— start of Data listing —

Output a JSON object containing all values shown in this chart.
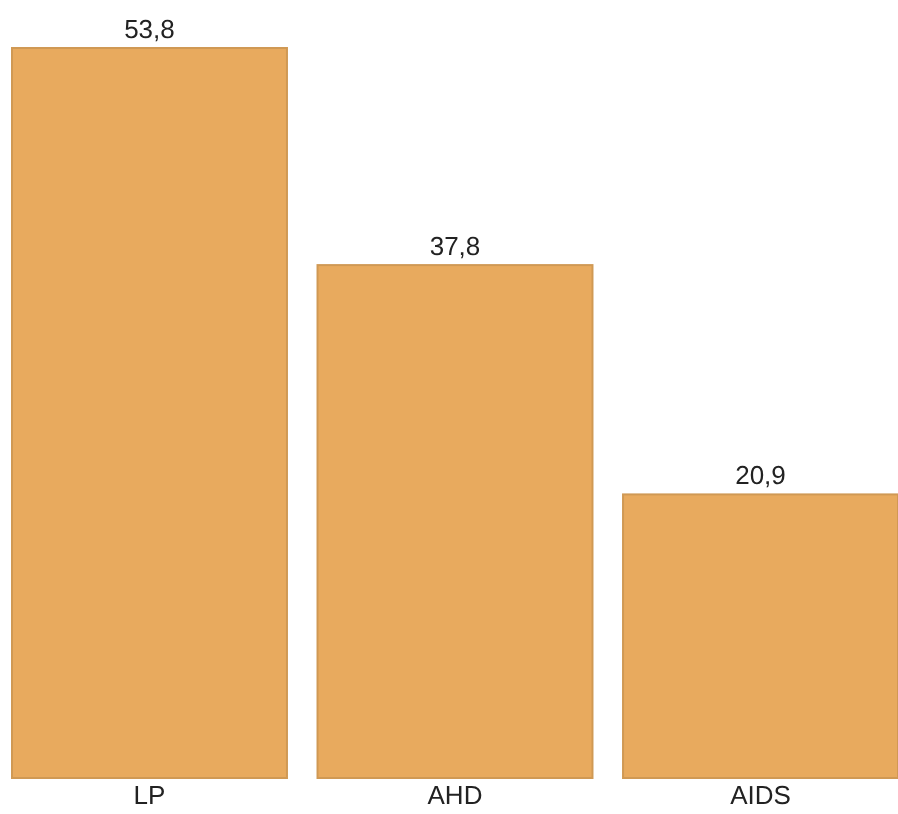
{
  "chart_data": {
    "type": "bar",
    "categories": [
      "LP",
      "AHD",
      "AIDS"
    ],
    "values": [
      53.8,
      37.8,
      20.9
    ],
    "value_labels": [
      "53,8",
      "37,8",
      "20,9"
    ],
    "color": "#e8aa5e"
  }
}
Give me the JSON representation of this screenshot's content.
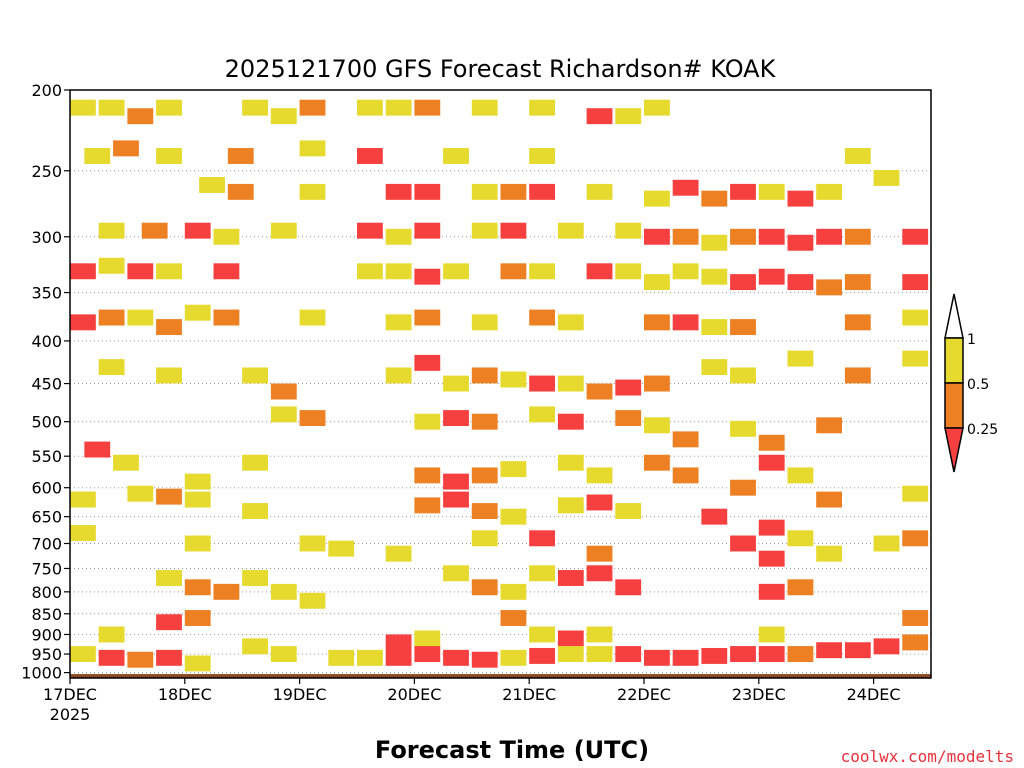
{
  "chart_data": {
    "type": "heatmap",
    "title": "2025121700 GFS Forecast Richardson# KOAK",
    "xlabel": "Forecast Time (UTC)",
    "ylabel": "",
    "credit": "coolwx.com/modelts",
    "x_unit": "hours from 17DEC 2025 00 UTC",
    "xlim": [
      0,
      180
    ],
    "y_ticks": [
      "200",
      "250",
      "300",
      "350",
      "400",
      "450",
      "500",
      "550",
      "600",
      "650",
      "700",
      "750",
      "800",
      "850",
      "900",
      "950",
      "1000"
    ],
    "y_tick_values": [
      200,
      250,
      300,
      350,
      400,
      450,
      500,
      550,
      600,
      650,
      700,
      750,
      800,
      850,
      900,
      950,
      1000
    ],
    "ylim_hPa": [
      200,
      1000
    ],
    "y_scale": "log-pressure",
    "x_ticks": [
      {
        "x": 0,
        "label": "17DEC",
        "sublabel": "2025"
      },
      {
        "x": 24,
        "label": "18DEC",
        "sublabel": ""
      },
      {
        "x": 48,
        "label": "19DEC",
        "sublabel": ""
      },
      {
        "x": 72,
        "label": "20DEC",
        "sublabel": ""
      },
      {
        "x": 96,
        "label": "21DEC",
        "sublabel": ""
      },
      {
        "x": 120,
        "label": "22DEC",
        "sublabel": ""
      },
      {
        "x": 144,
        "label": "23DEC",
        "sublabel": ""
      },
      {
        "x": 168,
        "label": "24DEC",
        "sublabel": ""
      }
    ],
    "gridlines": true,
    "colorbar": {
      "placement": "right",
      "labels": [
        "1",
        "0.5",
        "0.25"
      ],
      "bins": [
        {
          "range": "0.5-1",
          "color": "#e6da2e"
        },
        {
          "range": "0.25-0.5",
          "color": "#ee8024"
        },
        {
          "range": "<0.25",
          "color": "#f64040"
        }
      ]
    },
    "colors": {
      "yellow": "#e6da2e",
      "orange": "#ee8024",
      "red": "#f64040",
      "ground": "#8b4b23",
      "above": "#ffffff"
    },
    "categories_note": "cell value: 1 = 0.5-1, 2 = 0.25-0.5, 3 = <0.25",
    "cells": [
      {
        "x": 0,
        "p": 210,
        "v": 1
      },
      {
        "x": 6,
        "p": 210,
        "v": 1
      },
      {
        "x": 12,
        "p": 215,
        "v": 2
      },
      {
        "x": 18,
        "p": 210,
        "v": 1
      },
      {
        "x": 36,
        "p": 210,
        "v": 1
      },
      {
        "x": 42,
        "p": 215,
        "v": 1
      },
      {
        "x": 48,
        "p": 210,
        "v": 2
      },
      {
        "x": 60,
        "p": 210,
        "v": 1
      },
      {
        "x": 66,
        "p": 210,
        "v": 1
      },
      {
        "x": 72,
        "p": 210,
        "v": 2
      },
      {
        "x": 84,
        "p": 210,
        "v": 1
      },
      {
        "x": 96,
        "p": 210,
        "v": 1
      },
      {
        "x": 108,
        "p": 215,
        "v": 3
      },
      {
        "x": 114,
        "p": 215,
        "v": 1
      },
      {
        "x": 120,
        "p": 210,
        "v": 1
      },
      {
        "x": 3,
        "p": 240,
        "v": 1
      },
      {
        "x": 9,
        "p": 235,
        "v": 2
      },
      {
        "x": 18,
        "p": 240,
        "v": 1
      },
      {
        "x": 33,
        "p": 240,
        "v": 2
      },
      {
        "x": 48,
        "p": 235,
        "v": 1
      },
      {
        "x": 60,
        "p": 240,
        "v": 3
      },
      {
        "x": 78,
        "p": 240,
        "v": 1
      },
      {
        "x": 96,
        "p": 240,
        "v": 1
      },
      {
        "x": 27,
        "p": 260,
        "v": 1
      },
      {
        "x": 33,
        "p": 265,
        "v": 2
      },
      {
        "x": 48,
        "p": 265,
        "v": 1
      },
      {
        "x": 66,
        "p": 265,
        "v": 3
      },
      {
        "x": 72,
        "p": 265,
        "v": 3
      },
      {
        "x": 84,
        "p": 265,
        "v": 1
      },
      {
        "x": 90,
        "p": 265,
        "v": 2
      },
      {
        "x": 96,
        "p": 265,
        "v": 3
      },
      {
        "x": 108,
        "p": 265,
        "v": 1
      },
      {
        "x": 120,
        "p": 270,
        "v": 1
      },
      {
        "x": 126,
        "p": 262,
        "v": 3
      },
      {
        "x": 132,
        "p": 270,
        "v": 2
      },
      {
        "x": 138,
        "p": 265,
        "v": 3
      },
      {
        "x": 144,
        "p": 265,
        "v": 1
      },
      {
        "x": 150,
        "p": 270,
        "v": 3
      },
      {
        "x": 156,
        "p": 265,
        "v": 1
      },
      {
        "x": 162,
        "p": 240,
        "v": 1
      },
      {
        "x": 168,
        "p": 255,
        "v": 1
      },
      {
        "x": 6,
        "p": 295,
        "v": 1
      },
      {
        "x": 15,
        "p": 295,
        "v": 2
      },
      {
        "x": 24,
        "p": 295,
        "v": 3
      },
      {
        "x": 30,
        "p": 300,
        "v": 1
      },
      {
        "x": 42,
        "p": 295,
        "v": 1
      },
      {
        "x": 60,
        "p": 295,
        "v": 3
      },
      {
        "x": 66,
        "p": 300,
        "v": 1
      },
      {
        "x": 72,
        "p": 295,
        "v": 3
      },
      {
        "x": 84,
        "p": 295,
        "v": 1
      },
      {
        "x": 90,
        "p": 295,
        "v": 3
      },
      {
        "x": 102,
        "p": 295,
        "v": 1
      },
      {
        "x": 114,
        "p": 295,
        "v": 1
      },
      {
        "x": 120,
        "p": 300,
        "v": 3
      },
      {
        "x": 126,
        "p": 300,
        "v": 2
      },
      {
        "x": 132,
        "p": 305,
        "v": 1
      },
      {
        "x": 138,
        "p": 300,
        "v": 2
      },
      {
        "x": 144,
        "p": 300,
        "v": 3
      },
      {
        "x": 150,
        "p": 305,
        "v": 3
      },
      {
        "x": 156,
        "p": 300,
        "v": 3
      },
      {
        "x": 162,
        "p": 300,
        "v": 2
      },
      {
        "x": 174,
        "p": 300,
        "v": 3
      },
      {
        "x": 180,
        "p": 305,
        "v": 3
      },
      {
        "x": 0,
        "p": 330,
        "v": 3
      },
      {
        "x": 6,
        "p": 325,
        "v": 1
      },
      {
        "x": 12,
        "p": 330,
        "v": 3
      },
      {
        "x": 18,
        "p": 330,
        "v": 1
      },
      {
        "x": 30,
        "p": 330,
        "v": 3
      },
      {
        "x": 60,
        "p": 330,
        "v": 1
      },
      {
        "x": 66,
        "p": 330,
        "v": 1
      },
      {
        "x": 72,
        "p": 335,
        "v": 3
      },
      {
        "x": 78,
        "p": 330,
        "v": 1
      },
      {
        "x": 90,
        "p": 330,
        "v": 2
      },
      {
        "x": 96,
        "p": 330,
        "v": 1
      },
      {
        "x": 108,
        "p": 330,
        "v": 3
      },
      {
        "x": 114,
        "p": 330,
        "v": 1
      },
      {
        "x": 120,
        "p": 340,
        "v": 1
      },
      {
        "x": 126,
        "p": 330,
        "v": 1
      },
      {
        "x": 132,
        "p": 335,
        "v": 1
      },
      {
        "x": 138,
        "p": 340,
        "v": 3
      },
      {
        "x": 144,
        "p": 335,
        "v": 3
      },
      {
        "x": 150,
        "p": 340,
        "v": 3
      },
      {
        "x": 156,
        "p": 345,
        "v": 2
      },
      {
        "x": 162,
        "p": 340,
        "v": 2
      },
      {
        "x": 174,
        "p": 340,
        "v": 3
      },
      {
        "x": 180,
        "p": 345,
        "v": 3
      },
      {
        "x": 0,
        "p": 380,
        "v": 3
      },
      {
        "x": 6,
        "p": 375,
        "v": 2
      },
      {
        "x": 12,
        "p": 375,
        "v": 1
      },
      {
        "x": 18,
        "p": 385,
        "v": 2
      },
      {
        "x": 24,
        "p": 370,
        "v": 1
      },
      {
        "x": 30,
        "p": 375,
        "v": 2
      },
      {
        "x": 48,
        "p": 375,
        "v": 1
      },
      {
        "x": 66,
        "p": 380,
        "v": 1
      },
      {
        "x": 72,
        "p": 375,
        "v": 2
      },
      {
        "x": 84,
        "p": 380,
        "v": 1
      },
      {
        "x": 96,
        "p": 375,
        "v": 2
      },
      {
        "x": 102,
        "p": 380,
        "v": 1
      },
      {
        "x": 120,
        "p": 380,
        "v": 2
      },
      {
        "x": 126,
        "p": 380,
        "v": 3
      },
      {
        "x": 132,
        "p": 385,
        "v": 1
      },
      {
        "x": 138,
        "p": 385,
        "v": 2
      },
      {
        "x": 162,
        "p": 380,
        "v": 2
      },
      {
        "x": 174,
        "p": 375,
        "v": 1
      },
      {
        "x": 6,
        "p": 430,
        "v": 1
      },
      {
        "x": 18,
        "p": 440,
        "v": 1
      },
      {
        "x": 36,
        "p": 440,
        "v": 1
      },
      {
        "x": 42,
        "p": 460,
        "v": 2
      },
      {
        "x": 66,
        "p": 440,
        "v": 1
      },
      {
        "x": 72,
        "p": 425,
        "v": 3
      },
      {
        "x": 78,
        "p": 450,
        "v": 1
      },
      {
        "x": 84,
        "p": 440,
        "v": 2
      },
      {
        "x": 90,
        "p": 445,
        "v": 1
      },
      {
        "x": 96,
        "p": 450,
        "v": 3
      },
      {
        "x": 102,
        "p": 450,
        "v": 1
      },
      {
        "x": 108,
        "p": 460,
        "v": 2
      },
      {
        "x": 114,
        "p": 455,
        "v": 3
      },
      {
        "x": 120,
        "p": 450,
        "v": 2
      },
      {
        "x": 132,
        "p": 430,
        "v": 1
      },
      {
        "x": 138,
        "p": 440,
        "v": 1
      },
      {
        "x": 150,
        "p": 420,
        "v": 1
      },
      {
        "x": 162,
        "p": 440,
        "v": 2
      },
      {
        "x": 174,
        "p": 420,
        "v": 1
      },
      {
        "x": 42,
        "p": 490,
        "v": 1
      },
      {
        "x": 48,
        "p": 495,
        "v": 2
      },
      {
        "x": 72,
        "p": 500,
        "v": 1
      },
      {
        "x": 78,
        "p": 495,
        "v": 3
      },
      {
        "x": 84,
        "p": 500,
        "v": 2
      },
      {
        "x": 96,
        "p": 490,
        "v": 1
      },
      {
        "x": 102,
        "p": 500,
        "v": 3
      },
      {
        "x": 114,
        "p": 495,
        "v": 2
      },
      {
        "x": 120,
        "p": 505,
        "v": 1
      },
      {
        "x": 126,
        "p": 525,
        "v": 2
      },
      {
        "x": 138,
        "p": 510,
        "v": 1
      },
      {
        "x": 144,
        "p": 530,
        "v": 2
      },
      {
        "x": 156,
        "p": 505,
        "v": 2
      },
      {
        "x": 3,
        "p": 540,
        "v": 3
      },
      {
        "x": 9,
        "p": 560,
        "v": 1
      },
      {
        "x": 24,
        "p": 590,
        "v": 1
      },
      {
        "x": 36,
        "p": 560,
        "v": 1
      },
      {
        "x": 72,
        "p": 580,
        "v": 2
      },
      {
        "x": 78,
        "p": 590,
        "v": 3
      },
      {
        "x": 84,
        "p": 580,
        "v": 2
      },
      {
        "x": 90,
        "p": 570,
        "v": 1
      },
      {
        "x": 102,
        "p": 560,
        "v": 1
      },
      {
        "x": 108,
        "p": 580,
        "v": 1
      },
      {
        "x": 120,
        "p": 560,
        "v": 2
      },
      {
        "x": 126,
        "p": 580,
        "v": 2
      },
      {
        "x": 138,
        "p": 600,
        "v": 2
      },
      {
        "x": 144,
        "p": 560,
        "v": 3
      },
      {
        "x": 150,
        "p": 580,
        "v": 1
      },
      {
        "x": 156,
        "p": 620,
        "v": 2
      },
      {
        "x": 174,
        "p": 610,
        "v": 1
      },
      {
        "x": 180,
        "p": 590,
        "v": 1
      },
      {
        "x": 0,
        "p": 620,
        "v": 1
      },
      {
        "x": 12,
        "p": 610,
        "v": 1
      },
      {
        "x": 18,
        "p": 615,
        "v": 2
      },
      {
        "x": 24,
        "p": 620,
        "v": 1
      },
      {
        "x": 36,
        "p": 640,
        "v": 1
      },
      {
        "x": 72,
        "p": 630,
        "v": 2
      },
      {
        "x": 78,
        "p": 620,
        "v": 3
      },
      {
        "x": 84,
        "p": 640,
        "v": 2
      },
      {
        "x": 90,
        "p": 650,
        "v": 1
      },
      {
        "x": 102,
        "p": 630,
        "v": 1
      },
      {
        "x": 108,
        "p": 625,
        "v": 3
      },
      {
        "x": 114,
        "p": 640,
        "v": 1
      },
      {
        "x": 132,
        "p": 650,
        "v": 3
      },
      {
        "x": 144,
        "p": 670,
        "v": 3
      },
      {
        "x": 150,
        "p": 690,
        "v": 1
      },
      {
        "x": 0,
        "p": 680,
        "v": 1
      },
      {
        "x": 24,
        "p": 700,
        "v": 1
      },
      {
        "x": 48,
        "p": 700,
        "v": 1
      },
      {
        "x": 54,
        "p": 710,
        "v": 1
      },
      {
        "x": 66,
        "p": 720,
        "v": 1
      },
      {
        "x": 84,
        "p": 690,
        "v": 1
      },
      {
        "x": 96,
        "p": 690,
        "v": 3
      },
      {
        "x": 108,
        "p": 720,
        "v": 2
      },
      {
        "x": 138,
        "p": 700,
        "v": 3
      },
      {
        "x": 144,
        "p": 730,
        "v": 3
      },
      {
        "x": 156,
        "p": 720,
        "v": 1
      },
      {
        "x": 168,
        "p": 700,
        "v": 1
      },
      {
        "x": 174,
        "p": 690,
        "v": 2
      },
      {
        "x": 18,
        "p": 770,
        "v": 1
      },
      {
        "x": 24,
        "p": 790,
        "v": 2
      },
      {
        "x": 30,
        "p": 800,
        "v": 2
      },
      {
        "x": 36,
        "p": 770,
        "v": 1
      },
      {
        "x": 42,
        "p": 800,
        "v": 1
      },
      {
        "x": 48,
        "p": 820,
        "v": 1
      },
      {
        "x": 78,
        "p": 760,
        "v": 1
      },
      {
        "x": 84,
        "p": 790,
        "v": 2
      },
      {
        "x": 90,
        "p": 800,
        "v": 1
      },
      {
        "x": 96,
        "p": 760,
        "v": 1
      },
      {
        "x": 102,
        "p": 770,
        "v": 3
      },
      {
        "x": 108,
        "p": 760,
        "v": 3
      },
      {
        "x": 114,
        "p": 790,
        "v": 3
      },
      {
        "x": 144,
        "p": 800,
        "v": 3
      },
      {
        "x": 150,
        "p": 790,
        "v": 2
      },
      {
        "x": 6,
        "p": 900,
        "v": 1
      },
      {
        "x": 18,
        "p": 870,
        "v": 3
      },
      {
        "x": 24,
        "p": 860,
        "v": 2
      },
      {
        "x": 36,
        "p": 930,
        "v": 1
      },
      {
        "x": 66,
        "p": 920,
        "v": 3
      },
      {
        "x": 72,
        "p": 910,
        "v": 1
      },
      {
        "x": 90,
        "p": 860,
        "v": 2
      },
      {
        "x": 96,
        "p": 900,
        "v": 1
      },
      {
        "x": 102,
        "p": 910,
        "v": 3
      },
      {
        "x": 108,
        "p": 900,
        "v": 1
      },
      {
        "x": 144,
        "p": 900,
        "v": 1
      },
      {
        "x": 174,
        "p": 860,
        "v": 2
      },
      {
        "x": 180,
        "p": 840,
        "v": 3
      },
      {
        "x": 0,
        "p": 950,
        "v": 1
      },
      {
        "x": 6,
        "p": 960,
        "v": 3
      },
      {
        "x": 12,
        "p": 965,
        "v": 2
      },
      {
        "x": 18,
        "p": 960,
        "v": 3
      },
      {
        "x": 24,
        "p": 975,
        "v": 1
      },
      {
        "x": 42,
        "p": 950,
        "v": 1
      },
      {
        "x": 54,
        "p": 960,
        "v": 1
      },
      {
        "x": 60,
        "p": 960,
        "v": 1
      },
      {
        "x": 66,
        "p": 960,
        "v": 3
      },
      {
        "x": 72,
        "p": 950,
        "v": 3
      },
      {
        "x": 78,
        "p": 960,
        "v": 3
      },
      {
        "x": 84,
        "p": 965,
        "v": 3
      },
      {
        "x": 90,
        "p": 960,
        "v": 1
      },
      {
        "x": 96,
        "p": 955,
        "v": 3
      },
      {
        "x": 102,
        "p": 950,
        "v": 1
      },
      {
        "x": 108,
        "p": 950,
        "v": 1
      },
      {
        "x": 114,
        "p": 950,
        "v": 3
      },
      {
        "x": 120,
        "p": 960,
        "v": 3
      },
      {
        "x": 126,
        "p": 960,
        "v": 3
      },
      {
        "x": 132,
        "p": 955,
        "v": 3
      },
      {
        "x": 138,
        "p": 950,
        "v": 3
      },
      {
        "x": 144,
        "p": 950,
        "v": 3
      },
      {
        "x": 150,
        "p": 950,
        "v": 2
      },
      {
        "x": 156,
        "p": 940,
        "v": 3
      },
      {
        "x": 162,
        "p": 940,
        "v": 3
      },
      {
        "x": 168,
        "p": 930,
        "v": 3
      },
      {
        "x": 174,
        "p": 920,
        "v": 2
      },
      {
        "x": 180,
        "p": 920,
        "v": 3
      }
    ]
  }
}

— end of Data listing —

- Your instructions
Check each line of the records for the word "this", and show the lines that contain it.

- Task output
Output a JSON object containing all values shown in this chart.
Give me the JSON representation of this screenshot's content.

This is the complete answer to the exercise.